# [Dataset content]
(begin)

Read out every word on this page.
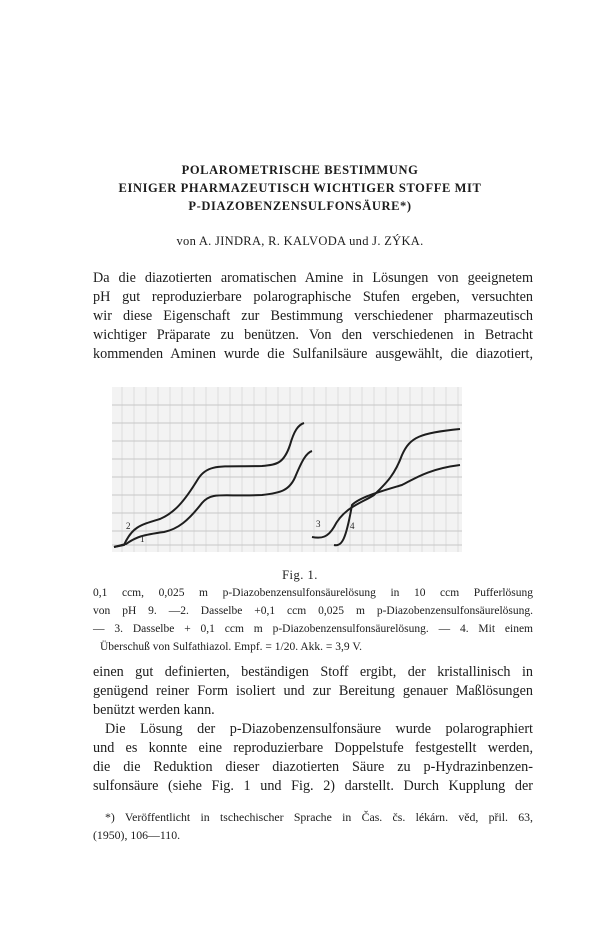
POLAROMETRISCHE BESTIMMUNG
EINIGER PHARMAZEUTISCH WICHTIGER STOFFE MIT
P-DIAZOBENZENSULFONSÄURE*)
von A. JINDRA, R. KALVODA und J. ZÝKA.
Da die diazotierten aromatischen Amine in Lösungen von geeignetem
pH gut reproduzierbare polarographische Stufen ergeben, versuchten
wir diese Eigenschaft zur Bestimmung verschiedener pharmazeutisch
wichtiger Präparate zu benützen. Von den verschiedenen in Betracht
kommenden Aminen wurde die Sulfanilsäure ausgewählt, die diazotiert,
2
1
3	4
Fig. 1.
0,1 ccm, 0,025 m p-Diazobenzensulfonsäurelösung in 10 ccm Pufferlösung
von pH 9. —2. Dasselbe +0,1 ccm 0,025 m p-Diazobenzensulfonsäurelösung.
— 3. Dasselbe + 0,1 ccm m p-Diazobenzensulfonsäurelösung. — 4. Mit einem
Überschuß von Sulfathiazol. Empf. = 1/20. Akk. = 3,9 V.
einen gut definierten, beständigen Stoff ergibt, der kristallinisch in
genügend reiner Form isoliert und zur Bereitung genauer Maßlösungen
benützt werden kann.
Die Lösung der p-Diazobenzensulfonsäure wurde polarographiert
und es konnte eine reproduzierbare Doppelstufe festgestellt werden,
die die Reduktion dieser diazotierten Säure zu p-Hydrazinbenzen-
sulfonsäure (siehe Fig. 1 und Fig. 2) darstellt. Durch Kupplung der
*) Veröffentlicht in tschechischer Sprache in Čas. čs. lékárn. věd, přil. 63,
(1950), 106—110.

(end)
(begin)

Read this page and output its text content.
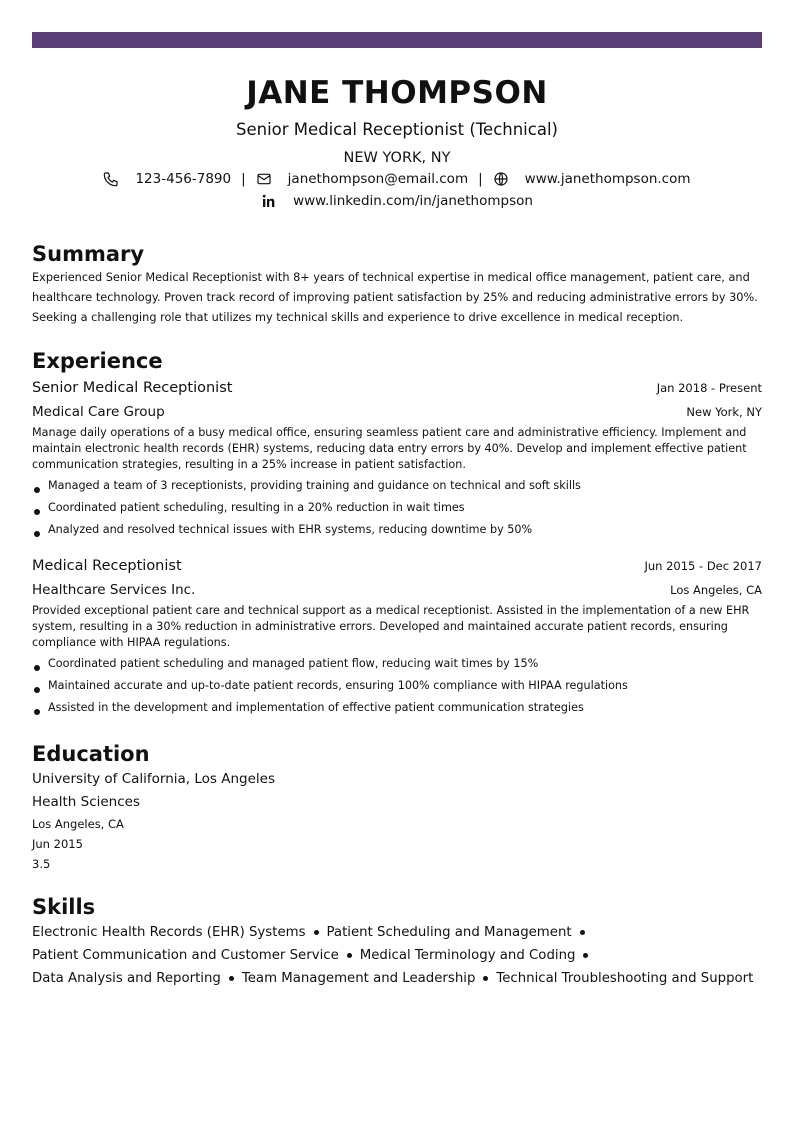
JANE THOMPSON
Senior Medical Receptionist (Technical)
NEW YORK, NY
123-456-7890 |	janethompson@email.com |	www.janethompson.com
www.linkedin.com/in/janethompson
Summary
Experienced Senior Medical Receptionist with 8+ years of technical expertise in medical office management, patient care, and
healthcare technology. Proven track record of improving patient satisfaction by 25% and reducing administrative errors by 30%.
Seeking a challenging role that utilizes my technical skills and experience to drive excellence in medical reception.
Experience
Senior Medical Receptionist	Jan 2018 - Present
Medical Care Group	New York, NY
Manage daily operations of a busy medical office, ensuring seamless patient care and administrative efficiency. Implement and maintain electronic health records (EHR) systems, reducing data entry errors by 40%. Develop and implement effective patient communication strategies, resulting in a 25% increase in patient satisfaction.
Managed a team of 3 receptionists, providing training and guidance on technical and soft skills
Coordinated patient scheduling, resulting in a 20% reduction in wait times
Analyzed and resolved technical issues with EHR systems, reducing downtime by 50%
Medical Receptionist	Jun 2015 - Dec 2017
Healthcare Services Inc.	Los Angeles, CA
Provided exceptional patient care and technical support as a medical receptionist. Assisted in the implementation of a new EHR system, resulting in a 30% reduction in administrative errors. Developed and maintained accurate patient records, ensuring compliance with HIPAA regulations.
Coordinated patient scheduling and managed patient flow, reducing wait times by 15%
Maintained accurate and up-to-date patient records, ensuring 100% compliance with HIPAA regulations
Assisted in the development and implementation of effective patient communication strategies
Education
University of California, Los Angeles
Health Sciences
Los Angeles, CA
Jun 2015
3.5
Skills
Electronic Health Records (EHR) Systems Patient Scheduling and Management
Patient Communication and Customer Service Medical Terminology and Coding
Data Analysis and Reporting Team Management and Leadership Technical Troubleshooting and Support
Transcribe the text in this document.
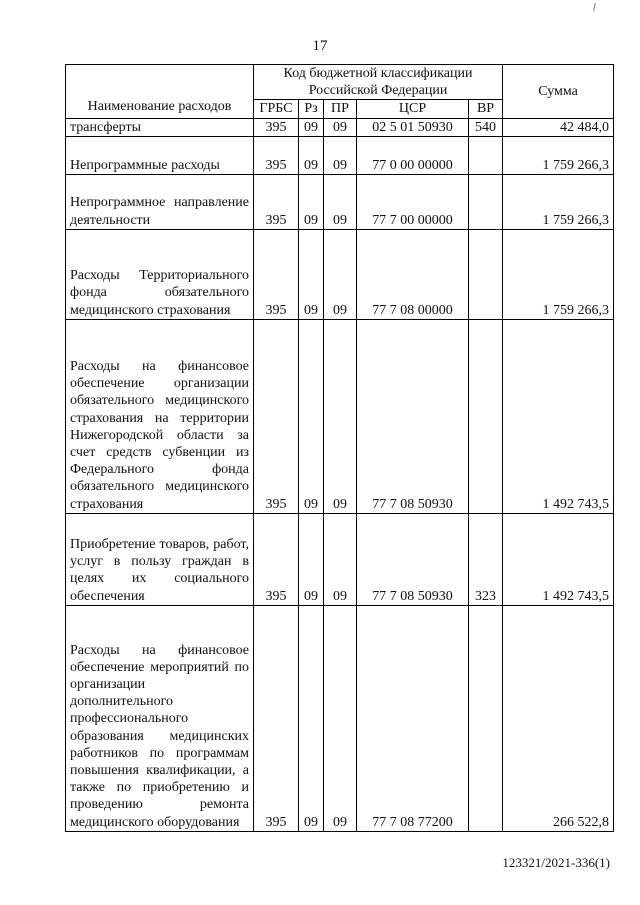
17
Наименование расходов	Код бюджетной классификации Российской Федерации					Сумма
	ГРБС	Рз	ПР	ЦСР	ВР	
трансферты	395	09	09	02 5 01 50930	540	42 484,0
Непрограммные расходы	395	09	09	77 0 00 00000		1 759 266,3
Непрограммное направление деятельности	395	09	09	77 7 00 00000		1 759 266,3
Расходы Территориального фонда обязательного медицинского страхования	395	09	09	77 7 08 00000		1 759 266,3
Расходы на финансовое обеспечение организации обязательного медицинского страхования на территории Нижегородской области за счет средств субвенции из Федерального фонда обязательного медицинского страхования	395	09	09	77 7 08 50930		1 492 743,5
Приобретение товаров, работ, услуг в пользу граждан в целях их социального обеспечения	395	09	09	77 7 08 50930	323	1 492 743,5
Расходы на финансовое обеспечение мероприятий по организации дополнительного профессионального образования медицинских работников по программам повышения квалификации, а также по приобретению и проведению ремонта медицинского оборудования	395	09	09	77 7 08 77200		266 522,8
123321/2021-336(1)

(end)

Using the listing above, list every line in which the string "werden" occurs.

# [Answer to this problem]
benützt werden kann.
und es konnte eine reproduzierbare Doppelstufe festgestellt werden,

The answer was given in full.